### Data for this exercise
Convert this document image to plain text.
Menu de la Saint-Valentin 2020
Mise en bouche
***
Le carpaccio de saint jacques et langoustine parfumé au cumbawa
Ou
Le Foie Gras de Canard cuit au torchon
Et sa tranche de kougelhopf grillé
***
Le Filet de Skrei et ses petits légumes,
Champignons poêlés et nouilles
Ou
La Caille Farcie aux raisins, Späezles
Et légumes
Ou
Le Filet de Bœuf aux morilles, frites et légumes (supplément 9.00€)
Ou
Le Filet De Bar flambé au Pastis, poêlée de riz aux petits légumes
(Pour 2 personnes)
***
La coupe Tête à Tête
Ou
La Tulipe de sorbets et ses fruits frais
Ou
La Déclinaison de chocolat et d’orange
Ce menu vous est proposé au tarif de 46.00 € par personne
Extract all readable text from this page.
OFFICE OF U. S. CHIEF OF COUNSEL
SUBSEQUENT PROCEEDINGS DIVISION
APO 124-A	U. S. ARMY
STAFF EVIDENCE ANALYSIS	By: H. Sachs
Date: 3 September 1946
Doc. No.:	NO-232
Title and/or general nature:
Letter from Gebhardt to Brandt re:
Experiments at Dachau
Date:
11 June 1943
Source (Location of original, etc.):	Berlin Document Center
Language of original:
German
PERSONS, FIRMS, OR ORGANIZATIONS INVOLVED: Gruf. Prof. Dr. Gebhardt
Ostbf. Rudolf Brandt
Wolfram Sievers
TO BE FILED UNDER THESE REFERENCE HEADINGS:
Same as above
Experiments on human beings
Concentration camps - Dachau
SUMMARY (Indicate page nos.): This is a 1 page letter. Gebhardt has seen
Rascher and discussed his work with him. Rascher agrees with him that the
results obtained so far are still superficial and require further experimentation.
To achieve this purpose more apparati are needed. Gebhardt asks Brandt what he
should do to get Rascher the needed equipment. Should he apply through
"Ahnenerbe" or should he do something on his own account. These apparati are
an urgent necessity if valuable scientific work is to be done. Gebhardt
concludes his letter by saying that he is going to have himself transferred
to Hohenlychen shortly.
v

### What is being asked
Return each entry from above without altering a single character.

### Written solution
Convert this document image to plain text.
Menu de la Saint-Valentin 2020
Mise en bouche
***
Le carpaccio de saint jacques et langoustine parfumé au cumbawa
Ou
Le Foie Gras de Canard cuit au torchon
Et sa tranche de kougelhopf grillé
***
Le Filet de Skrei et ses petits légumes,
Champignons poêlés et nouilles
Ou
La Caille Farcie aux raisins, Späezles
Et légumes
Ou
Le Filet de Bœuf aux morilles, frites et légumes (supplément 9.00€)
Ou
Le Filet De Bar flambé au Pastis, poêlée de riz aux petits légumes
(Pour 2 personnes)
***
La coupe Tête à Tête
Ou
La Tulipe de sorbets et ses fruits frais
Ou
La Déclinaison de chocolat et d’orange
Ce menu vous est proposé au tarif de 46.00 € par personne
Extract all readable text from this page.
OFFICE OF U. S. CHIEF OF COUNSEL
SUBSEQUENT PROCEEDINGS DIVISION
APO 124-A	U. S. ARMY
STAFF EVIDENCE ANALYSIS	By: H. Sachs
Date: 3 September 1946
Doc. No.:	NO-232
Title and/or general nature:
Letter from Gebhardt to Brandt re:
Experiments at Dachau
Date:
11 June 1943
Source (Location of original, etc.):	Berlin Document Center
Language of original:
German
PERSONS, FIRMS, OR ORGANIZATIONS INVOLVED: Gruf. Prof. Dr. Gebhardt
Ostbf. Rudolf Brandt
Wolfram Sievers
TO BE FILED UNDER THESE REFERENCE HEADINGS:
Same as above
Experiments on human beings
Concentration camps - Dachau
SUMMARY (Indicate page nos.): This is a 1 page letter. Gebhardt has seen
Rascher and discussed his work with him. Rascher agrees with him that the
results obtained so far are still superficial and require further experimentation.
To achieve this purpose more apparati are needed. Gebhardt asks Brandt what he
should do to get Rascher the needed equipment. Should he apply through
"Ahnenerbe" or should he do something on his own account. These apparati are
an urgent necessity if valuable scientific work is to be done. Gebhardt
concludes his letter by saying that he is going to have himself transferred
to Hohenlychen shortly.
v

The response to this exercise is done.